**Supplied records:**
::::

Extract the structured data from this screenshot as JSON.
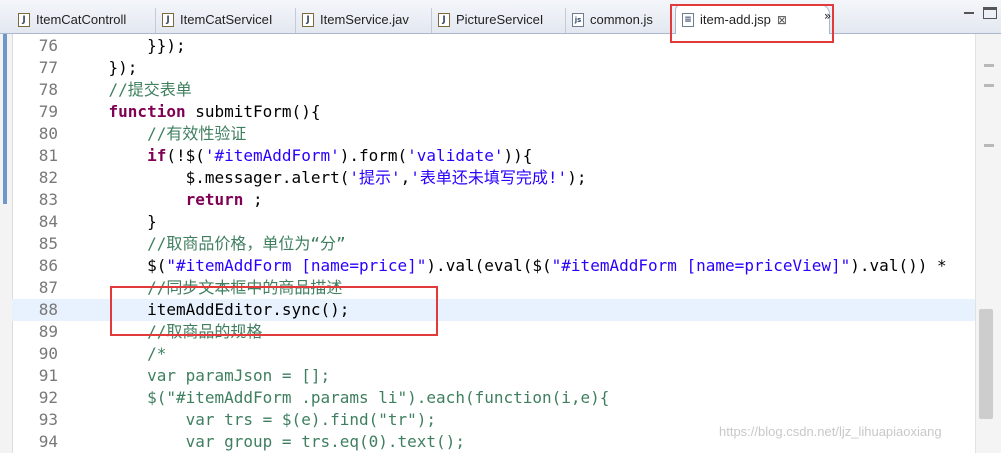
{
  "tabs": [
    {
      "label": "ItemCatControll",
      "icon": "java-file-icon",
      "glyph": "J"
    },
    {
      "label": "ItemCatServiceI",
      "icon": "java-file-icon",
      "glyph": "J"
    },
    {
      "label": "ItemService.jav",
      "icon": "java-file-icon",
      "glyph": "J"
    },
    {
      "label": "PictureServiceI",
      "icon": "java-file-icon",
      "glyph": "J"
    },
    {
      "label": "common.js",
      "icon": "js-file-icon",
      "glyph": "js"
    },
    {
      "label": "item-add.jsp",
      "icon": "jsp-file-icon",
      "glyph": "≡",
      "active": true,
      "close": "⊠"
    }
  ],
  "tab_overflow": "»",
  "editor": {
    "current_line": 88,
    "lines": [
      {
        "n": "76",
        "segs": [
          {
            "t": "        }});",
            "c": ""
          }
        ]
      },
      {
        "n": "77",
        "segs": [
          {
            "t": "    });",
            "c": ""
          }
        ]
      },
      {
        "n": "78",
        "segs": [
          {
            "t": "    ",
            "c": ""
          },
          {
            "t": "//提交表单",
            "c": "cmt"
          }
        ]
      },
      {
        "n": "79",
        "segs": [
          {
            "t": "    ",
            "c": ""
          },
          {
            "t": "function",
            "c": "kw"
          },
          {
            "t": " submitForm(){",
            "c": ""
          }
        ]
      },
      {
        "n": "80",
        "segs": [
          {
            "t": "        ",
            "c": ""
          },
          {
            "t": "//有效性验证",
            "c": "cmt"
          }
        ]
      },
      {
        "n": "81",
        "segs": [
          {
            "t": "        ",
            "c": ""
          },
          {
            "t": "if",
            "c": "kw"
          },
          {
            "t": "(!$(",
            "c": ""
          },
          {
            "t": "'#itemAddForm'",
            "c": "str"
          },
          {
            "t": ").form(",
            "c": ""
          },
          {
            "t": "'validate'",
            "c": "str"
          },
          {
            "t": ")){",
            "c": ""
          }
        ]
      },
      {
        "n": "82",
        "segs": [
          {
            "t": "            $.messager.alert(",
            "c": ""
          },
          {
            "t": "'提示'",
            "c": "str"
          },
          {
            "t": ",",
            "c": ""
          },
          {
            "t": "'表单还未填写完成!'",
            "c": "str"
          },
          {
            "t": ");",
            "c": ""
          }
        ]
      },
      {
        "n": "83",
        "segs": [
          {
            "t": "            ",
            "c": ""
          },
          {
            "t": "return",
            "c": "kw"
          },
          {
            "t": " ;",
            "c": ""
          }
        ]
      },
      {
        "n": "84",
        "segs": [
          {
            "t": "        }",
            "c": ""
          }
        ]
      },
      {
        "n": "85",
        "segs": [
          {
            "t": "        ",
            "c": ""
          },
          {
            "t": "//取商品价格，单位为“分”",
            "c": "cmt"
          }
        ]
      },
      {
        "n": "86",
        "segs": [
          {
            "t": "        $(",
            "c": ""
          },
          {
            "t": "\"#itemAddForm [name=price]\"",
            "c": "str"
          },
          {
            "t": ").val(eval($(",
            "c": ""
          },
          {
            "t": "\"#itemAddForm [name=priceView]\"",
            "c": "str"
          },
          {
            "t": ").val()) *",
            "c": ""
          }
        ]
      },
      {
        "n": "87",
        "segs": [
          {
            "t": "        ",
            "c": ""
          },
          {
            "t": "//同步文本框中的商品描述",
            "c": "cmt"
          }
        ]
      },
      {
        "n": "88",
        "segs": [
          {
            "t": "        itemAddEditor.sync();",
            "c": ""
          }
        ]
      },
      {
        "n": "89",
        "segs": [
          {
            "t": "        ",
            "c": ""
          },
          {
            "t": "//取商品的规格",
            "c": "cmt"
          }
        ]
      },
      {
        "n": "90",
        "segs": [
          {
            "t": "        ",
            "c": ""
          },
          {
            "t": "/*",
            "c": "cmt"
          }
        ]
      },
      {
        "n": "91",
        "segs": [
          {
            "t": "        ",
            "c": ""
          },
          {
            "t": "var paramJson = [];",
            "c": "cmt"
          }
        ]
      },
      {
        "n": "92",
        "segs": [
          {
            "t": "        ",
            "c": ""
          },
          {
            "t": "$(\"#itemAddForm .params li\").each(function(i,e){",
            "c": "cmt"
          }
        ]
      },
      {
        "n": "93",
        "segs": [
          {
            "t": "            ",
            "c": ""
          },
          {
            "t": "var trs = $(e).find(\"tr\");",
            "c": "cmt"
          }
        ]
      },
      {
        "n": "94",
        "segs": [
          {
            "t": "            ",
            "c": ""
          },
          {
            "t": "var group = trs.eq(0).text();",
            "c": "cmt"
          }
        ]
      }
    ]
  },
  "watermark": "https://blog.csdn.net/ljz_lihuapiaoxiang",
  "colors": {
    "keyword": "#7f0055",
    "string": "#2a00ff",
    "comment": "#3f7f5f",
    "line_number": "#787878",
    "current_line_bg": "#e8f2fe",
    "annotation": "#e23a3a"
  }
}
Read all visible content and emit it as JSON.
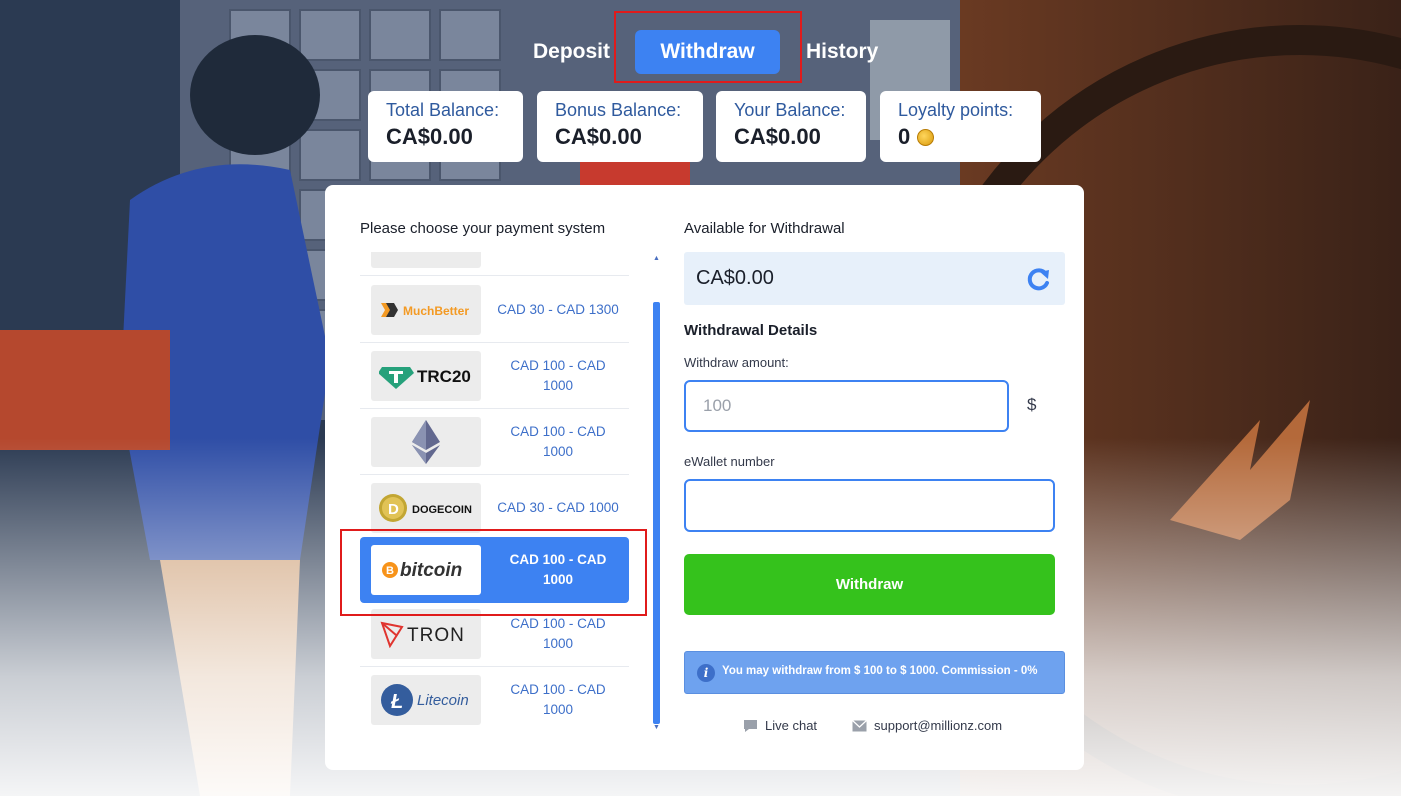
{
  "tabs": [
    {
      "label": "Deposit",
      "active": false
    },
    {
      "label": "Withdraw",
      "active": true
    },
    {
      "label": "History",
      "active": false
    }
  ],
  "balances": {
    "total": {
      "label": "Total Balance:",
      "value": "CA$0.00"
    },
    "bonus": {
      "label": "Bonus Balance:",
      "value": "CA$0.00"
    },
    "yours": {
      "label": "Your Balance:",
      "value": "CA$0.00"
    },
    "loyalty": {
      "label": "Loyalty points:",
      "value": "0",
      "icon": "gold-coin-icon"
    }
  },
  "payment": {
    "title": "Please choose your payment system",
    "methods": [
      {
        "name": "muchbetter",
        "logo_text": "MuchBetter",
        "range_line1": "CAD 30 - CAD 1300",
        "range_line2": "",
        "selected": false
      },
      {
        "name": "trc20",
        "logo_text": "TRC20",
        "range_line1": "CAD 100 - CAD",
        "range_line2": "1000",
        "selected": false
      },
      {
        "name": "ethereum",
        "logo_text": "",
        "range_line1": "CAD 100 - CAD",
        "range_line2": "1000",
        "selected": false
      },
      {
        "name": "dogecoin",
        "logo_text": "DOGECOIN",
        "range_line1": "CAD 30 - CAD 1000",
        "range_line2": "",
        "selected": false
      },
      {
        "name": "bitcoin",
        "logo_text": "bitcoin",
        "range_line1": "CAD 100 - CAD",
        "range_line2": "1000",
        "selected": true
      },
      {
        "name": "tron",
        "logo_text": "TRON",
        "range_line1": "CAD 100 - CAD",
        "range_line2": "1000",
        "selected": false
      },
      {
        "name": "litecoin",
        "logo_text": "Litecoin",
        "range_line1": "CAD 100 - CAD",
        "range_line2": "1000",
        "selected": false
      }
    ]
  },
  "withdrawal": {
    "available_title": "Available for Withdrawal",
    "available_value": "CA$0.00",
    "details_title": "Withdrawal Details",
    "amount_label": "Withdraw amount:",
    "amount_placeholder": "100",
    "currency_symbol": "$",
    "wallet_label": "eWallet number",
    "wallet_value": "",
    "button_label": "Withdraw",
    "info_text": "You may withdraw from $ 100 to $ 1000. Commission - 0%"
  },
  "footer": {
    "live_chat": "Live chat",
    "email": "support@millionz.com"
  },
  "colors": {
    "accent": "#3d82f2",
    "success": "#35c21c",
    "highlight": "#e01b1b",
    "label_blue": "#2f5a9e"
  }
}
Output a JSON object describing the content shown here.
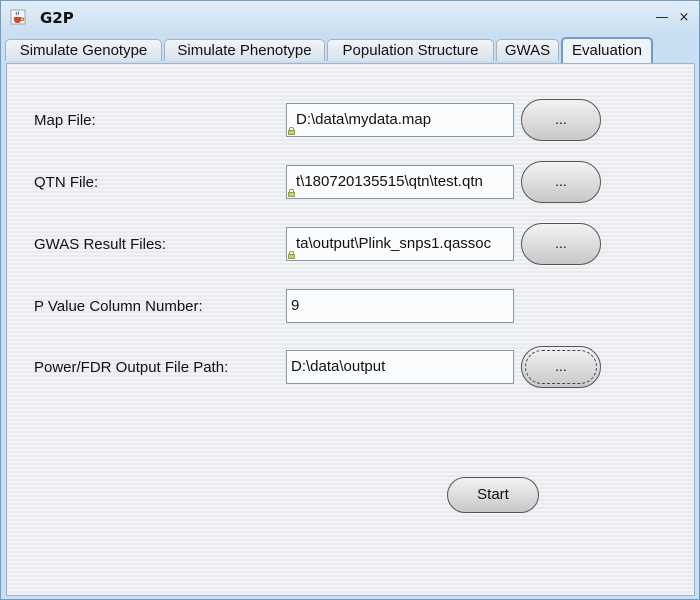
{
  "window": {
    "title": "G2P",
    "minimize_glyph": "—",
    "close_glyph": "×"
  },
  "tabs": [
    {
      "label": "Simulate Genotype",
      "active": false
    },
    {
      "label": "Simulate Phenotype",
      "active": false
    },
    {
      "label": "Population Structure",
      "active": false
    },
    {
      "label": "GWAS",
      "active": false
    },
    {
      "label": "Evaluation",
      "active": true
    }
  ],
  "form": {
    "map_file": {
      "label": "Map File:",
      "value": "D:\\data\\mydata.map",
      "button": "..."
    },
    "qtn_file": {
      "label": "QTN File:",
      "value": "t\\180720135515\\qtn\\test.qtn",
      "button": "..."
    },
    "gwas_result": {
      "label": "GWAS Result Files:",
      "value": "ta\\output\\Plink_snps1.qassoc",
      "button": "..."
    },
    "p_value_column": {
      "label": "P Value Column Number:",
      "value": "9"
    },
    "output_path": {
      "label": "Power/FDR Output File Path:",
      "value": "D:\\data\\output",
      "button": "..."
    }
  },
  "actions": {
    "start_label": "Start"
  },
  "colors": {
    "window_border": "#6f9cc6",
    "titlebar": "#c9def1",
    "panel_background": "#eef0f3",
    "button_gradient_top": "#f3f3f3",
    "button_gradient_bottom": "#c8c8c8"
  },
  "icons": {
    "app": "java-cup-icon",
    "field_lock": "lock-icon"
  }
}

::::

**Directions for this task:**
In the data above, find the line containing "Output a JSON"; from there, please write out each line through the end, exactly, with the pictures omitted.

**Solution below:**
Output a JSON object describing the content shown here.
{
  "window": {
    "title": "G2P",
    "minimize_glyph": "—",
    "close_glyph": "×"
  },
  "tabs": [
    {
      "label": "Simulate Genotype",
      "active": false
    },
    {
      "label": "Simulate Phenotype",
      "active": false
    },
    {
      "label": "Population Structure",
      "active": false
    },
    {
      "label": "GWAS",
      "active": false
    },
    {
      "label": "Evaluation",
      "active": true
    }
  ],
  "form": {
    "map_file": {
      "label": "Map File:",
      "value": "D:\\data\\mydata.map",
      "button": "..."
    },
    "qtn_file": {
      "label": "QTN File:",
      "value": "t\\180720135515\\qtn\\test.qtn",
      "button": "..."
    },
    "gwas_result": {
      "label": "GWAS Result Files:",
      "value": "ta\\output\\Plink_snps1.qassoc",
      "button": "..."
    },
    "p_value_column": {
      "label": "P Value Column Number:",
      "value": "9"
    },
    "output_path": {
      "label": "Power/FDR Output File Path:",
      "value": "D:\\data\\output",
      "button": "..."
    }
  },
  "actions": {
    "start_label": "Start"
  },
  "colors": {
    "window_border": "#6f9cc6",
    "titlebar": "#c9def1",
    "panel_background": "#eef0f3",
    "button_gradient_top": "#f3f3f3",
    "button_gradient_bottom": "#c8c8c8"
  },
  "icons": {
    "app": "java-cup-icon",
    "field_lock": "lock-icon"
  }
}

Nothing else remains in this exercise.